[Problem to work on] Scan the lines below for the string "panel" and copy every one that has it.
*-*-*
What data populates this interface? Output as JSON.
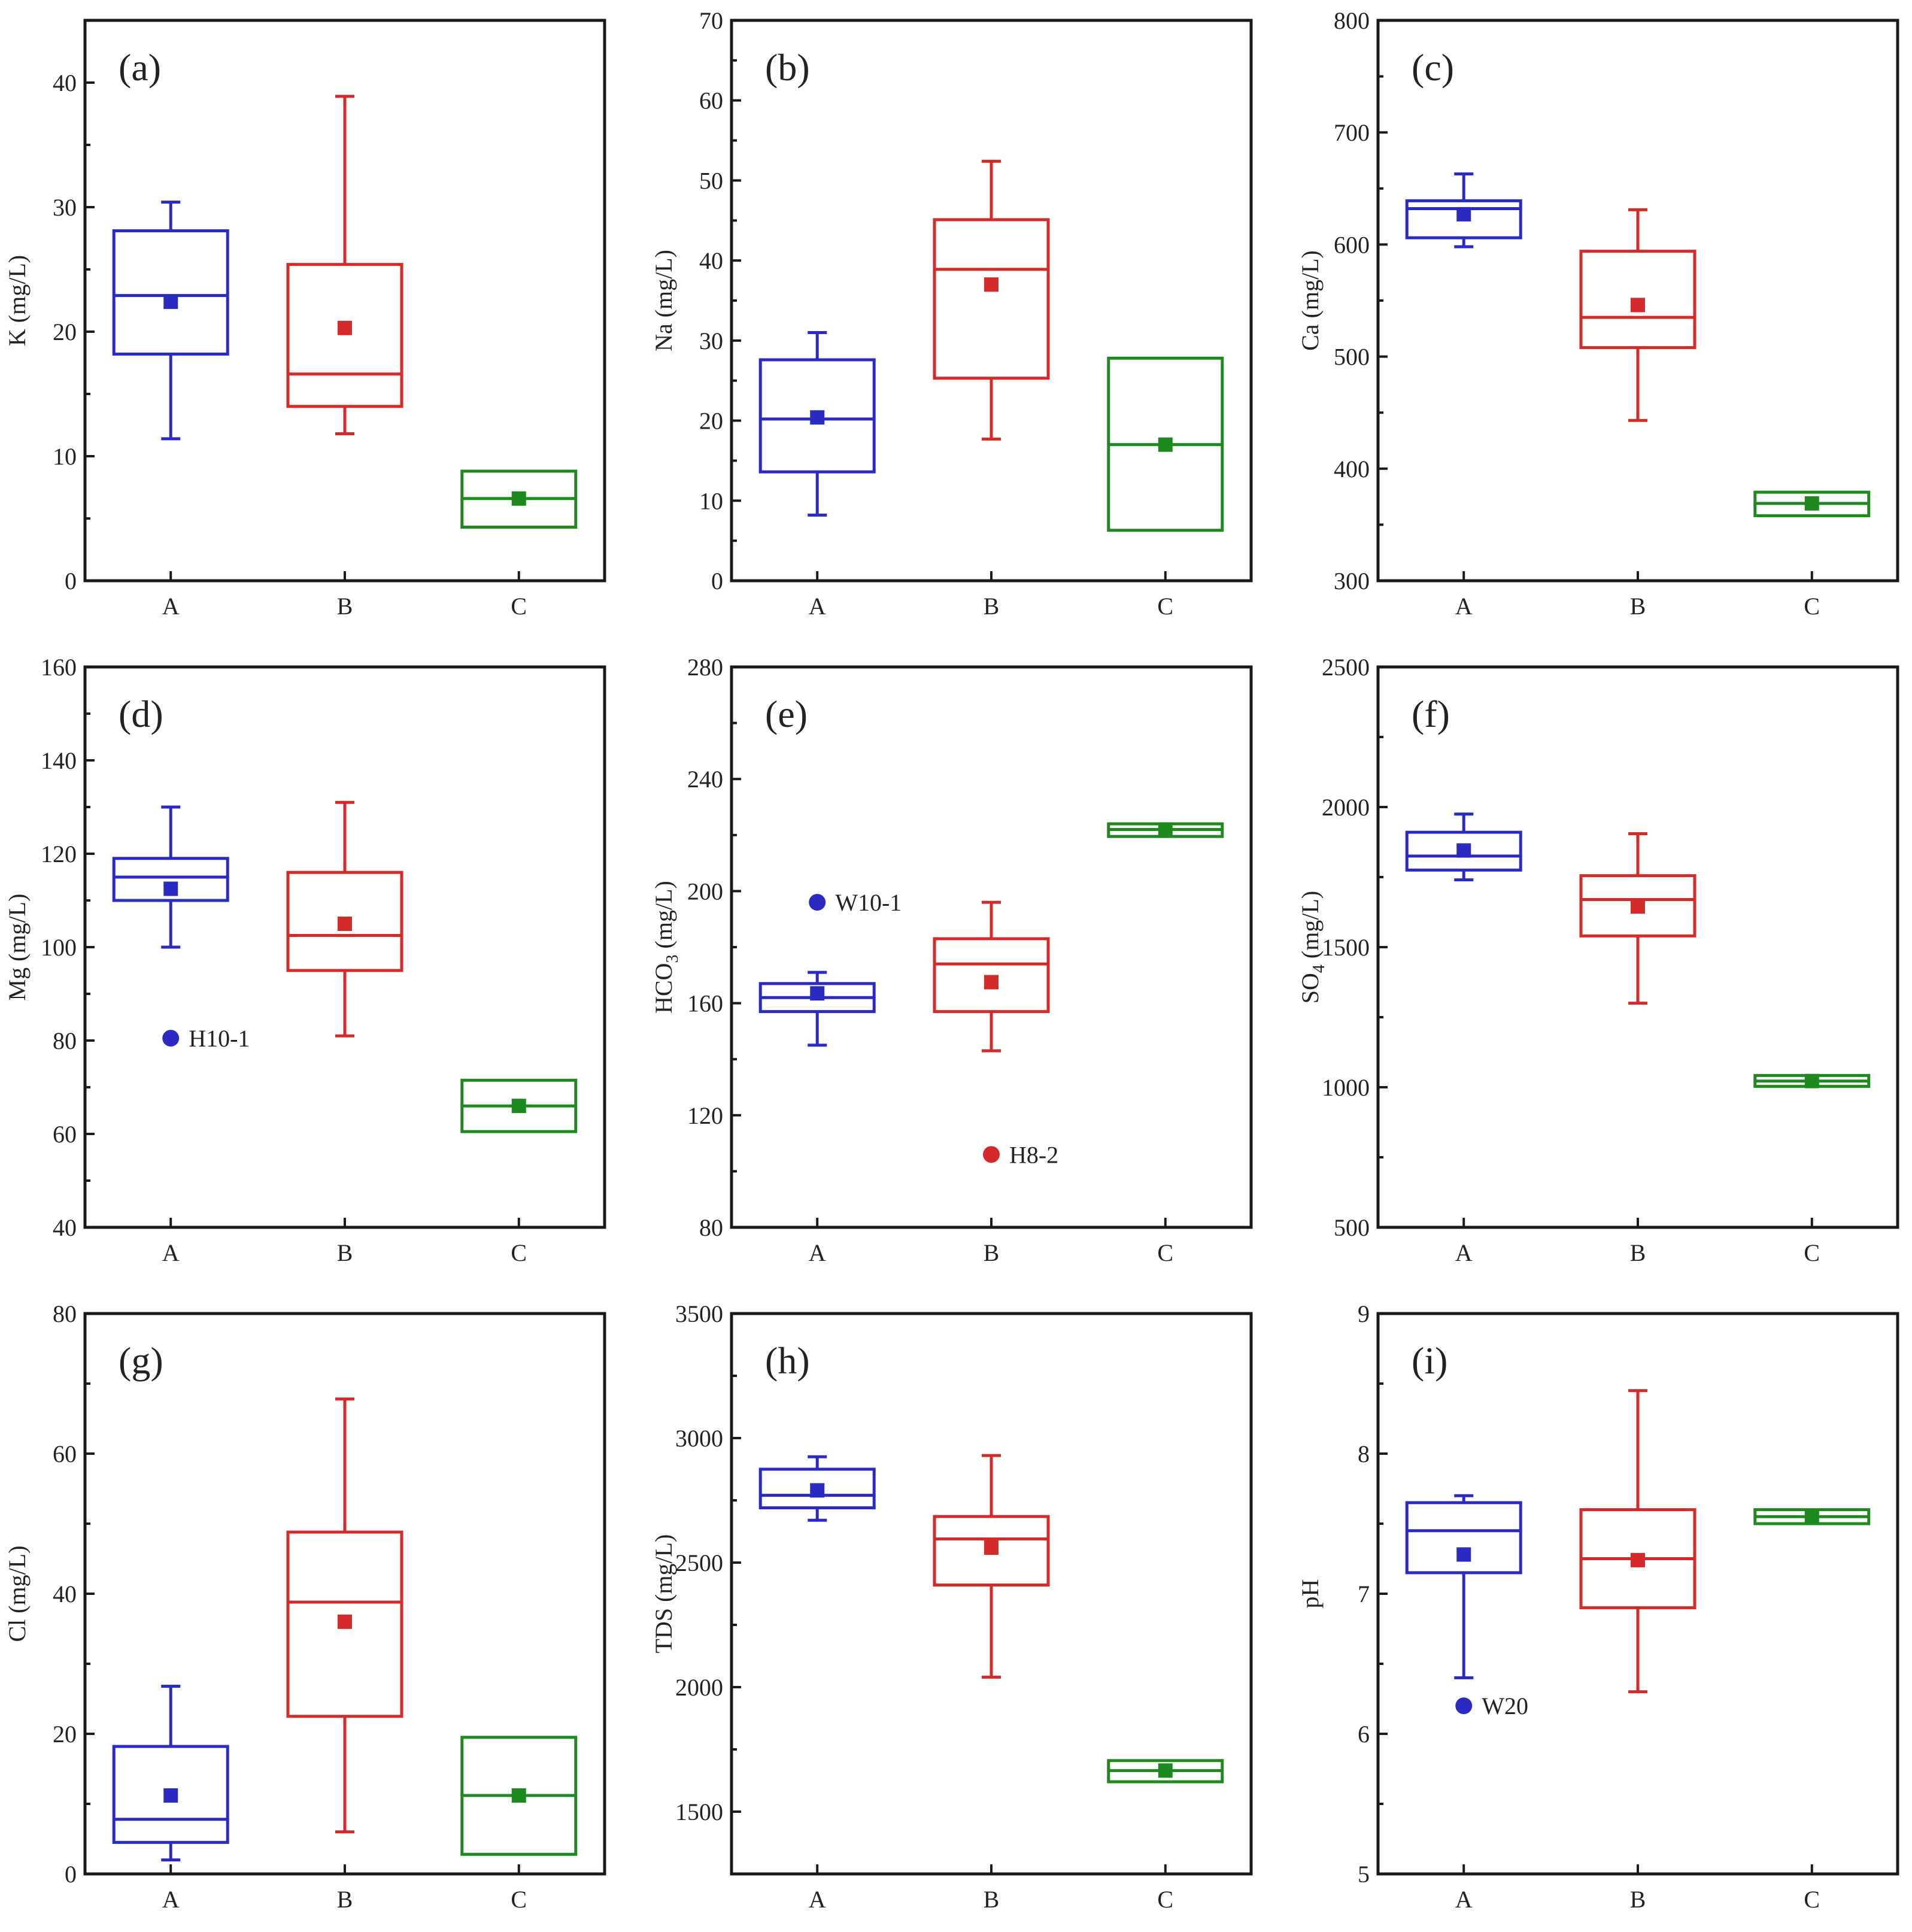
{
  "colors": {
    "A": "#2b2bc4",
    "B": "#d42a2a",
    "C": "#1e8a1e",
    "axis": "#1a1a1a"
  },
  "chart_data": [
    {
      "type": "box",
      "panel": "(a)",
      "ylabel": "K (mg/L)",
      "ylim": [
        0,
        45
      ],
      "yticks": [
        "0",
        "10",
        "20",
        "30",
        "40"
      ],
      "ytick_values": [
        0,
        10,
        20,
        30,
        40
      ],
      "categories": [
        "A",
        "B",
        "C"
      ],
      "boxes": [
        {
          "group": "A",
          "q1": 18.2,
          "median": 22.9,
          "q3": 28.1,
          "whisker_low": 11.4,
          "whisker_high": 30.4,
          "mean": 22.4,
          "whiskers": true
        },
        {
          "group": "B",
          "q1": 14.0,
          "median": 16.6,
          "q3": 25.4,
          "whisker_low": 11.8,
          "whisker_high": 38.9,
          "mean": 20.3,
          "whiskers": true
        },
        {
          "group": "C",
          "q1": 4.3,
          "median": 6.6,
          "q3": 8.8,
          "whisker_low": 4.3,
          "whisker_high": 8.8,
          "mean": 6.6,
          "whiskers": false
        }
      ],
      "outliers": []
    },
    {
      "type": "box",
      "panel": "(b)",
      "ylabel": "Na (mg/L)",
      "ylim": [
        0,
        70
      ],
      "yticks": [
        "0",
        "10",
        "20",
        "30",
        "40",
        "50",
        "60",
        "70"
      ],
      "ytick_values": [
        0,
        10,
        20,
        30,
        40,
        50,
        60,
        70
      ],
      "categories": [
        "A",
        "B",
        "C"
      ],
      "boxes": [
        {
          "group": "A",
          "q1": 13.6,
          "median": 20.2,
          "q3": 27.6,
          "whisker_low": 8.2,
          "whisker_high": 31.0,
          "mean": 20.4,
          "whiskers": true
        },
        {
          "group": "B",
          "q1": 25.3,
          "median": 38.9,
          "q3": 45.1,
          "whisker_low": 17.7,
          "whisker_high": 52.4,
          "mean": 37.0,
          "whiskers": true
        },
        {
          "group": "C",
          "q1": 6.3,
          "median": 17.0,
          "q3": 27.8,
          "whisker_low": 6.3,
          "whisker_high": 27.8,
          "mean": 17.0,
          "whiskers": false
        }
      ],
      "outliers": []
    },
    {
      "type": "box",
      "panel": "(c)",
      "ylabel": "Ca (mg/L)",
      "ylim": [
        300,
        800
      ],
      "yticks": [
        "300",
        "400",
        "500",
        "600",
        "700",
        "800"
      ],
      "ytick_values": [
        300,
        400,
        500,
        600,
        700,
        800
      ],
      "categories": [
        "A",
        "B",
        "C"
      ],
      "boxes": [
        {
          "group": "A",
          "q1": 606,
          "median": 632,
          "q3": 639,
          "whisker_low": 598,
          "whisker_high": 663,
          "mean": 627,
          "whiskers": true
        },
        {
          "group": "B",
          "q1": 508,
          "median": 535,
          "q3": 594,
          "whisker_low": 443,
          "whisker_high": 631,
          "mean": 546,
          "whiskers": true
        },
        {
          "group": "C",
          "q1": 358,
          "median": 369,
          "q3": 379,
          "whisker_low": 358,
          "whisker_high": 379,
          "mean": 369,
          "whiskers": false
        }
      ],
      "outliers": []
    },
    {
      "type": "box",
      "panel": "(d)",
      "ylabel": "Mg (mg/L)",
      "ylim": [
        40,
        160
      ],
      "yticks": [
        "40",
        "60",
        "80",
        "100",
        "120",
        "140",
        "160"
      ],
      "ytick_values": [
        40,
        60,
        80,
        100,
        120,
        140,
        160
      ],
      "categories": [
        "A",
        "B",
        "C"
      ],
      "boxes": [
        {
          "group": "A",
          "q1": 110,
          "median": 115,
          "q3": 119,
          "whisker_low": 100,
          "whisker_high": 130,
          "mean": 112.5,
          "whiskers": true
        },
        {
          "group": "B",
          "q1": 95,
          "median": 102.5,
          "q3": 116,
          "whisker_low": 81,
          "whisker_high": 131,
          "mean": 105,
          "whiskers": true
        },
        {
          "group": "C",
          "q1": 60.5,
          "median": 66,
          "q3": 71.5,
          "whisker_low": 60.5,
          "whisker_high": 71.5,
          "mean": 66,
          "whiskers": false
        }
      ],
      "outliers": [
        {
          "group": "A",
          "value": 80.5,
          "label": "H10-1"
        }
      ]
    },
    {
      "type": "box",
      "panel": "(e)",
      "ylabel_main": "HCO",
      "ylabel_sub": "3",
      "ylabel_unit": " (mg/L)",
      "ylim": [
        80,
        280
      ],
      "yticks": [
        "80",
        "120",
        "160",
        "200",
        "240",
        "280"
      ],
      "ytick_values": [
        80,
        120,
        160,
        200,
        240,
        280
      ],
      "categories": [
        "A",
        "B",
        "C"
      ],
      "boxes": [
        {
          "group": "A",
          "q1": 157,
          "median": 162,
          "q3": 167,
          "whisker_low": 145,
          "whisker_high": 171,
          "mean": 163.5,
          "whiskers": true
        },
        {
          "group": "B",
          "q1": 157,
          "median": 174,
          "q3": 183,
          "whisker_low": 143,
          "whisker_high": 196,
          "mean": 167.5,
          "whiskers": true
        },
        {
          "group": "C",
          "q1": 219.5,
          "median": 222,
          "q3": 224,
          "whisker_low": 219.5,
          "whisker_high": 224,
          "mean": 222,
          "whiskers": false
        }
      ],
      "outliers": [
        {
          "group": "A",
          "value": 196,
          "label": "W10-1"
        },
        {
          "group": "B",
          "value": 106,
          "label": "H8-2"
        }
      ]
    },
    {
      "type": "box",
      "panel": "(f)",
      "ylabel_main": "SO",
      "ylabel_sub": "4",
      "ylabel_unit": " (mg/L)",
      "ylim": [
        500,
        2500
      ],
      "yticks": [
        "500",
        "1000",
        "1500",
        "2000",
        "2500"
      ],
      "ytick_values": [
        500,
        1000,
        1500,
        2000,
        2500
      ],
      "categories": [
        "A",
        "B",
        "C"
      ],
      "boxes": [
        {
          "group": "A",
          "q1": 1775,
          "median": 1825,
          "q3": 1910,
          "whisker_low": 1740,
          "whisker_high": 1975,
          "mean": 1845,
          "whiskers": true
        },
        {
          "group": "B",
          "q1": 1540,
          "median": 1670,
          "q3": 1755,
          "whisker_low": 1300,
          "whisker_high": 1905,
          "mean": 1645,
          "whiskers": true
        },
        {
          "group": "C",
          "q1": 1003,
          "median": 1022,
          "q3": 1042,
          "whisker_low": 1003,
          "whisker_high": 1042,
          "mean": 1022,
          "whiskers": false
        }
      ],
      "outliers": []
    },
    {
      "type": "box",
      "panel": "(g)",
      "ylabel": "Cl (mg/L)",
      "ylim": [
        0,
        80
      ],
      "yticks": [
        "0",
        "20",
        "40",
        "60",
        "80"
      ],
      "ytick_values": [
        0,
        20,
        40,
        60,
        80
      ],
      "categories": [
        "A",
        "B",
        "C"
      ],
      "boxes": [
        {
          "group": "A",
          "q1": 4.5,
          "median": 7.8,
          "q3": 18.2,
          "whisker_low": 2.0,
          "whisker_high": 26.8,
          "mean": 11.2,
          "whiskers": true
        },
        {
          "group": "B",
          "q1": 22.5,
          "median": 38.8,
          "q3": 48.8,
          "whisker_low": 6.0,
          "whisker_high": 67.8,
          "mean": 36.0,
          "whiskers": true
        },
        {
          "group": "C",
          "q1": 2.8,
          "median": 11.2,
          "q3": 19.5,
          "whisker_low": 2.8,
          "whisker_high": 19.5,
          "mean": 11.2,
          "whiskers": false
        }
      ],
      "outliers": []
    },
    {
      "type": "box",
      "panel": "(h)",
      "ylabel": "TDS (mg/L)",
      "ylim": [
        1250,
        3500
      ],
      "yticks": [
        "1500",
        "2000",
        "2500",
        "3000",
        "3500"
      ],
      "ytick_values": [
        1500,
        2000,
        2500,
        3000,
        3500
      ],
      "categories": [
        "A",
        "B",
        "C"
      ],
      "boxes": [
        {
          "group": "A",
          "q1": 2720,
          "median": 2770,
          "q3": 2875,
          "whisker_low": 2670,
          "whisker_high": 2925,
          "mean": 2790,
          "whiskers": true
        },
        {
          "group": "B",
          "q1": 2410,
          "median": 2595,
          "q3": 2685,
          "whisker_low": 2040,
          "whisker_high": 2930,
          "mean": 2560,
          "whiskers": true
        },
        {
          "group": "C",
          "q1": 1620,
          "median": 1665,
          "q3": 1705,
          "whisker_low": 1620,
          "whisker_high": 1705,
          "mean": 1665,
          "whiskers": false
        }
      ],
      "outliers": []
    },
    {
      "type": "box",
      "panel": "(i)",
      "ylabel": "pH",
      "ylim": [
        5,
        9
      ],
      "yticks": [
        "5",
        "6",
        "7",
        "8",
        "9"
      ],
      "ytick_values": [
        5,
        6,
        7,
        8,
        9
      ],
      "categories": [
        "A",
        "B",
        "C"
      ],
      "boxes": [
        {
          "group": "A",
          "q1": 7.15,
          "median": 7.45,
          "q3": 7.65,
          "whisker_low": 6.4,
          "whisker_high": 7.7,
          "mean": 7.28,
          "whiskers": true
        },
        {
          "group": "B",
          "q1": 6.9,
          "median": 7.25,
          "q3": 7.6,
          "whisker_low": 6.3,
          "whisker_high": 8.45,
          "mean": 7.24,
          "whiskers": true
        },
        {
          "group": "C",
          "q1": 7.5,
          "median": 7.55,
          "q3": 7.6,
          "whisker_low": 7.5,
          "whisker_high": 7.6,
          "mean": 7.55,
          "whiskers": false
        }
      ],
      "outliers": [
        {
          "group": "A",
          "value": 6.2,
          "label": "W20"
        }
      ]
    }
  ]
}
*-*-*
[Answer in full]
      "panel": "(a)",
      "panel": "(b)",
      "panel": "(c)",
      "panel": "(d)",
      "panel": "(e)",
      "panel": "(f)",
      "panel": "(g)",
      "panel": "(h)",
      "panel": "(i)",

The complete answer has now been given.